● PROBLEM TO SOLVE
Below is a set of records. Repeat all of them exactly.

* BEGIN INPUT *

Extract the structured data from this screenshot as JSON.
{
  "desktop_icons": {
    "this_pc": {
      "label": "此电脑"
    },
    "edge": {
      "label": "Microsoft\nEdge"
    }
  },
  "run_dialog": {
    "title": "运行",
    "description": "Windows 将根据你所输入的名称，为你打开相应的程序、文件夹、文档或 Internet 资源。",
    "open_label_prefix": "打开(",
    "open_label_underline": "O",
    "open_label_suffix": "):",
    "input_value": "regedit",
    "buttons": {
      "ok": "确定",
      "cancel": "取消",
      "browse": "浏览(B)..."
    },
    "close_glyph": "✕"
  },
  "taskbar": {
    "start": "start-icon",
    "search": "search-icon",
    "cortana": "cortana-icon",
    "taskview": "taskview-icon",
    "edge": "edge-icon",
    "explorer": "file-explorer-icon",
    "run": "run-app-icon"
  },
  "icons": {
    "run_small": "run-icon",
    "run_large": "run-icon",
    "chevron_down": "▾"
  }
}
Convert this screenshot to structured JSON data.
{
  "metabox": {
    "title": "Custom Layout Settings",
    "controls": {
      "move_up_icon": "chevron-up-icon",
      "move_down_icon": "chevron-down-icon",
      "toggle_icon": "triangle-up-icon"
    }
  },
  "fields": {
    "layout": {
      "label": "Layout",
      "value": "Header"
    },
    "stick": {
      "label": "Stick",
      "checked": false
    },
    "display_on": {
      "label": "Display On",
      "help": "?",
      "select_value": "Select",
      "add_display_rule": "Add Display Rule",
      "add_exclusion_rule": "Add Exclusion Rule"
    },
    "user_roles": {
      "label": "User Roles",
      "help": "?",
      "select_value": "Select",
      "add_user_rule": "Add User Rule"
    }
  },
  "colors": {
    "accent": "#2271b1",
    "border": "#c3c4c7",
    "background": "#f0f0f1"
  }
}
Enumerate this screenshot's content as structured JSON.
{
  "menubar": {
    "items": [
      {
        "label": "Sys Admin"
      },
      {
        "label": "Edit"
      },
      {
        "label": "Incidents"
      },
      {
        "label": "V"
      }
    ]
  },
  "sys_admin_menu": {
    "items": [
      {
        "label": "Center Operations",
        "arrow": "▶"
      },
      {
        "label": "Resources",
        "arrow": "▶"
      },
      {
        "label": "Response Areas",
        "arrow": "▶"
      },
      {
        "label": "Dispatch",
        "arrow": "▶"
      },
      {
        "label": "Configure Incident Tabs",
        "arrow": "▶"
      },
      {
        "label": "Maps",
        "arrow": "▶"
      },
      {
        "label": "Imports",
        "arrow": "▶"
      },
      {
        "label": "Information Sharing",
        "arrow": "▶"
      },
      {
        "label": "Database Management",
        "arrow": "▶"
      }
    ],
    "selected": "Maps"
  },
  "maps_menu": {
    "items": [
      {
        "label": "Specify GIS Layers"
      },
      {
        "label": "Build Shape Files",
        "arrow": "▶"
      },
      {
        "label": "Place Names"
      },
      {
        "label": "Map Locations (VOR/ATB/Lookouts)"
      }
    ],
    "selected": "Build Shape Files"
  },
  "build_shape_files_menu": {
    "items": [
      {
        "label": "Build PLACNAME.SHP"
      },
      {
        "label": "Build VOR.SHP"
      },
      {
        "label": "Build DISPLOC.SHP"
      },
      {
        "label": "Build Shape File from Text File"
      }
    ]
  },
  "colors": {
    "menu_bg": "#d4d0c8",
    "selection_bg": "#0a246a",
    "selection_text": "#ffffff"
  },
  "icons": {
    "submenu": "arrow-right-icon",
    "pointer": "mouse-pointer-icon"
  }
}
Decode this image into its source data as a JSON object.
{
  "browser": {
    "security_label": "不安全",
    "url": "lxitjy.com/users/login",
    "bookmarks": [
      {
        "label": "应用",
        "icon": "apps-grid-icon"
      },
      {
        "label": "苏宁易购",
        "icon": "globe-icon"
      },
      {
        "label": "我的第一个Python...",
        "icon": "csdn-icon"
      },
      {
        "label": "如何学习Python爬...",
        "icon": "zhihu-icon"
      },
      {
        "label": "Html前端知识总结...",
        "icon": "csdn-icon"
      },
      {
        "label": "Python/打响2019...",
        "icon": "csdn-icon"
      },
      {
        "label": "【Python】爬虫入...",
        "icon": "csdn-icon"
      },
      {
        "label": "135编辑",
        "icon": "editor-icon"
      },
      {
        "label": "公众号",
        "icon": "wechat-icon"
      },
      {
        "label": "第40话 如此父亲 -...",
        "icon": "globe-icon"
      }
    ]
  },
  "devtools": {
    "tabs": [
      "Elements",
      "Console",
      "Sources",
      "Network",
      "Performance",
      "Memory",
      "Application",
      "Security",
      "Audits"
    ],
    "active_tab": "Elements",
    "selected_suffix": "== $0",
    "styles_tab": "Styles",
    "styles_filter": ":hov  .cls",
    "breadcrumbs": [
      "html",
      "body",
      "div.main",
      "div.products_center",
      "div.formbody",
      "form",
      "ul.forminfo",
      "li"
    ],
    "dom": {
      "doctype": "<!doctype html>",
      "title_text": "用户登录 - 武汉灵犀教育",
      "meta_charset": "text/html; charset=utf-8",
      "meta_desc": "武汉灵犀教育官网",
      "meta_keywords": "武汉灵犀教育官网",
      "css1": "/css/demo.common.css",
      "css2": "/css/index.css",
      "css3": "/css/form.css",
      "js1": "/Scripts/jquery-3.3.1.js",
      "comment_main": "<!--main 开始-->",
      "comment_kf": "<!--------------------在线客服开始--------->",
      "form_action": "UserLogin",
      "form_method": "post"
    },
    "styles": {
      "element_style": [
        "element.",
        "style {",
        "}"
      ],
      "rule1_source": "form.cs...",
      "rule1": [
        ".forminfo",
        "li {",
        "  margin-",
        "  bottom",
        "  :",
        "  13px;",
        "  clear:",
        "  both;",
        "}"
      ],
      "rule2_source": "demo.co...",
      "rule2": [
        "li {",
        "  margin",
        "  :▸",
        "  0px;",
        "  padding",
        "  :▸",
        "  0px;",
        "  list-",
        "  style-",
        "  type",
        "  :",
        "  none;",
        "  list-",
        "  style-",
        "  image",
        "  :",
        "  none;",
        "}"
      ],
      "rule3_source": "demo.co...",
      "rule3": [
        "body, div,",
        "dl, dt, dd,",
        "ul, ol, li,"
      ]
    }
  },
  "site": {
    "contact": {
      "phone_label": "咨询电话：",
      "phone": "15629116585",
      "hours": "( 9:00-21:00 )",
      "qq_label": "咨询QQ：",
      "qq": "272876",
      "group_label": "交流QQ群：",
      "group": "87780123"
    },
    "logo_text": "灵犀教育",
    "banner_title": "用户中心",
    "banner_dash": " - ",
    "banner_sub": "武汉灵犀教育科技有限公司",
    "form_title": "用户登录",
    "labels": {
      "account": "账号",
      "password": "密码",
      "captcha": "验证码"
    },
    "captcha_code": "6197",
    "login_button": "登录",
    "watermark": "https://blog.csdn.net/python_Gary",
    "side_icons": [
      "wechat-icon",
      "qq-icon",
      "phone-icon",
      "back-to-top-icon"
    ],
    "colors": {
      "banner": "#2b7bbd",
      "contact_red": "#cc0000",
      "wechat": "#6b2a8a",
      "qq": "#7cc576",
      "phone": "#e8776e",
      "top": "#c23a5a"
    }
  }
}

* END INPUT *

● SOLUTION
Extract the structured data from this screenshot as JSON.
{
  "desktop_icons": {
    "this_pc": {
      "label": "此电脑"
    },
    "edge": {
      "label": "Microsoft\nEdge"
    }
  },
  "run_dialog": {
    "title": "运行",
    "description": "Windows 将根据你所输入的名称，为你打开相应的程序、文件夹、文档或 Internet 资源。",
    "open_label_prefix": "打开(",
    "open_label_underline": "O",
    "open_label_suffix": "):",
    "input_value": "regedit",
    "buttons": {
      "ok": "确定",
      "cancel": "取消",
      "browse": "浏览(B)..."
    },
    "close_glyph": "✕"
  },
  "taskbar": {
    "start": "start-icon",
    "search": "search-icon",
    "cortana": "cortana-icon",
    "taskview": "taskview-icon",
    "edge": "edge-icon",
    "explorer": "file-explorer-icon",
    "run": "run-app-icon"
  },
  "icons": {
    "run_small": "run-icon",
    "run_large": "run-icon",
    "chevron_down": "▾"
  }
}
Convert this screenshot to structured JSON data.
{
  "metabox": {
    "title": "Custom Layout Settings",
    "controls": {
      "move_up_icon": "chevron-up-icon",
      "move_down_icon": "chevron-down-icon",
      "toggle_icon": "triangle-up-icon"
    }
  },
  "fields": {
    "layout": {
      "label": "Layout",
      "value": "Header"
    },
    "stick": {
      "label": "Stick",
      "checked": false
    },
    "display_on": {
      "label": "Display On",
      "help": "?",
      "select_value": "Select",
      "add_display_rule": "Add Display Rule",
      "add_exclusion_rule": "Add Exclusion Rule"
    },
    "user_roles": {
      "label": "User Roles",
      "help": "?",
      "select_value": "Select",
      "add_user_rule": "Add User Rule"
    }
  },
  "colors": {
    "accent": "#2271b1",
    "border": "#c3c4c7",
    "background": "#f0f0f1"
  }
}
Enumerate this screenshot's content as structured JSON.
{
  "menubar": {
    "items": [
      {
        "label": "Sys Admin"
      },
      {
        "label": "Edit"
      },
      {
        "label": "Incidents"
      },
      {
        "label": "V"
      }
    ]
  },
  "sys_admin_menu": {
    "items": [
      {
        "label": "Center Operations",
        "arrow": "▶"
      },
      {
        "label": "Resources",
        "arrow": "▶"
      },
      {
        "label": "Response Areas",
        "arrow": "▶"
      },
      {
        "label": "Dispatch",
        "arrow": "▶"
      },
      {
        "label": "Configure Incident Tabs",
        "arrow": "▶"
      },
      {
        "label": "Maps",
        "arrow": "▶"
      },
      {
        "label": "Imports",
        "arrow": "▶"
      },
      {
        "label": "Information Sharing",
        "arrow": "▶"
      },
      {
        "label": "Database Management",
        "arrow": "▶"
      }
    ],
    "selected": "Maps"
  },
  "maps_menu": {
    "items": [
      {
        "label": "Specify GIS Layers"
      },
      {
        "label": "Build Shape Files",
        "arrow": "▶"
      },
      {
        "label": "Place Names"
      },
      {
        "label": "Map Locations (VOR/ATB/Lookouts)"
      }
    ],
    "selected": "Build Shape Files"
  },
  "build_shape_files_menu": {
    "items": [
      {
        "label": "Build PLACNAME.SHP"
      },
      {
        "label": "Build VOR.SHP"
      },
      {
        "label": "Build DISPLOC.SHP"
      },
      {
        "label": "Build Shape File from Text File"
      }
    ]
  },
  "colors": {
    "menu_bg": "#d4d0c8",
    "selection_bg": "#0a246a",
    "selection_text": "#ffffff"
  },
  "icons": {
    "submenu": "arrow-right-icon",
    "pointer": "mouse-pointer-icon"
  }
}
Decode this image into its source data as a JSON object.
{
  "browser": {
    "security_label": "不安全",
    "url": "lxitjy.com/users/login",
    "bookmarks": [
      {
        "label": "应用",
        "icon": "apps-grid-icon"
      },
      {
        "label": "苏宁易购",
        "icon": "globe-icon"
      },
      {
        "label": "我的第一个Python...",
        "icon": "csdn-icon"
      },
      {
        "label": "如何学习Python爬...",
        "icon": "zhihu-icon"
      },
      {
        "label": "Html前端知识总结...",
        "icon": "csdn-icon"
      },
      {
        "label": "Python/打响2019...",
        "icon": "csdn-icon"
      },
      {
        "label": "【Python】爬虫入...",
        "icon": "csdn-icon"
      },
      {
        "label": "135编辑",
        "icon": "editor-icon"
      },
      {
        "label": "公众号",
        "icon": "wechat-icon"
      },
      {
        "label": "第40话 如此父亲 -...",
        "icon": "globe-icon"
      }
    ]
  },
  "devtools": {
    "tabs": [
      "Elements",
      "Console",
      "Sources",
      "Network",
      "Performance",
      "Memory",
      "Application",
      "Security",
      "Audits"
    ],
    "active_tab": "Elements",
    "selected_suffix": "== $0",
    "styles_tab": "Styles",
    "styles_filter": ":hov  .cls",
    "breadcrumbs": [
      "html",
      "body",
      "div.main",
      "div.products_center",
      "div.formbody",
      "form",
      "ul.forminfo",
      "li"
    ],
    "dom": {
      "doctype": "<!doctype html>",
      "title_text": "用户登录 - 武汉灵犀教育",
      "meta_charset": "text/html; charset=utf-8",
      "meta_desc": "武汉灵犀教育官网",
      "meta_keywords": "武汉灵犀教育官网",
      "css1": "/css/demo.common.css",
      "css2": "/css/index.css",
      "css3": "/css/form.css",
      "js1": "/Scripts/jquery-3.3.1.js",
      "comment_main": "<!--main 开始-->",
      "comment_kf": "<!--------------------在线客服开始--------->",
      "form_action": "UserLogin",
      "form_method": "post"
    },
    "styles": {
      "element_style": [
        "element.",
        "style {",
        "}"
      ],
      "rule1_source": "form.cs...",
      "rule1": [
        ".forminfo",
        "li {",
        "  margin-",
        "  bottom",
        "  :",
        "  13px;",
        "  clear:",
        "  both;",
        "}"
      ],
      "rule2_source": "demo.co...",
      "rule2": [
        "li {",
        "  margin",
        "  :▸",
        "  0px;",
        "  padding",
        "  :▸",
        "  0px;",
        "  list-",
        "  style-",
        "  type",
        "  :",
        "  none;",
        "  list-",
        "  style-",
        "  image",
        "  :",
        "  none;",
        "}"
      ],
      "rule3_source": "demo.co...",
      "rule3": [
        "body, div,",
        "dl, dt, dd,",
        "ul, ol, li,"
      ]
    }
  },
  "site": {
    "contact": {
      "phone_label": "咨询电话：",
      "phone": "15629116585",
      "hours": "( 9:00-21:00 )",
      "qq_label": "咨询QQ：",
      "qq": "272876",
      "group_label": "交流QQ群：",
      "group": "87780123"
    },
    "logo_text": "灵犀教育",
    "banner_title": "用户中心",
    "banner_dash": " - ",
    "banner_sub": "武汉灵犀教育科技有限公司",
    "form_title": "用户登录",
    "labels": {
      "account": "账号",
      "password": "密码",
      "captcha": "验证码"
    },
    "captcha_code": "6197",
    "login_button": "登录",
    "watermark": "https://blog.csdn.net/python_Gary",
    "side_icons": [
      "wechat-icon",
      "qq-icon",
      "phone-icon",
      "back-to-top-icon"
    ],
    "colors": {
      "banner": "#2b7bbd",
      "contact_red": "#cc0000",
      "wechat": "#6b2a8a",
      "qq": "#7cc576",
      "phone": "#e8776e",
      "top": "#c23a5a"
    }
  }
}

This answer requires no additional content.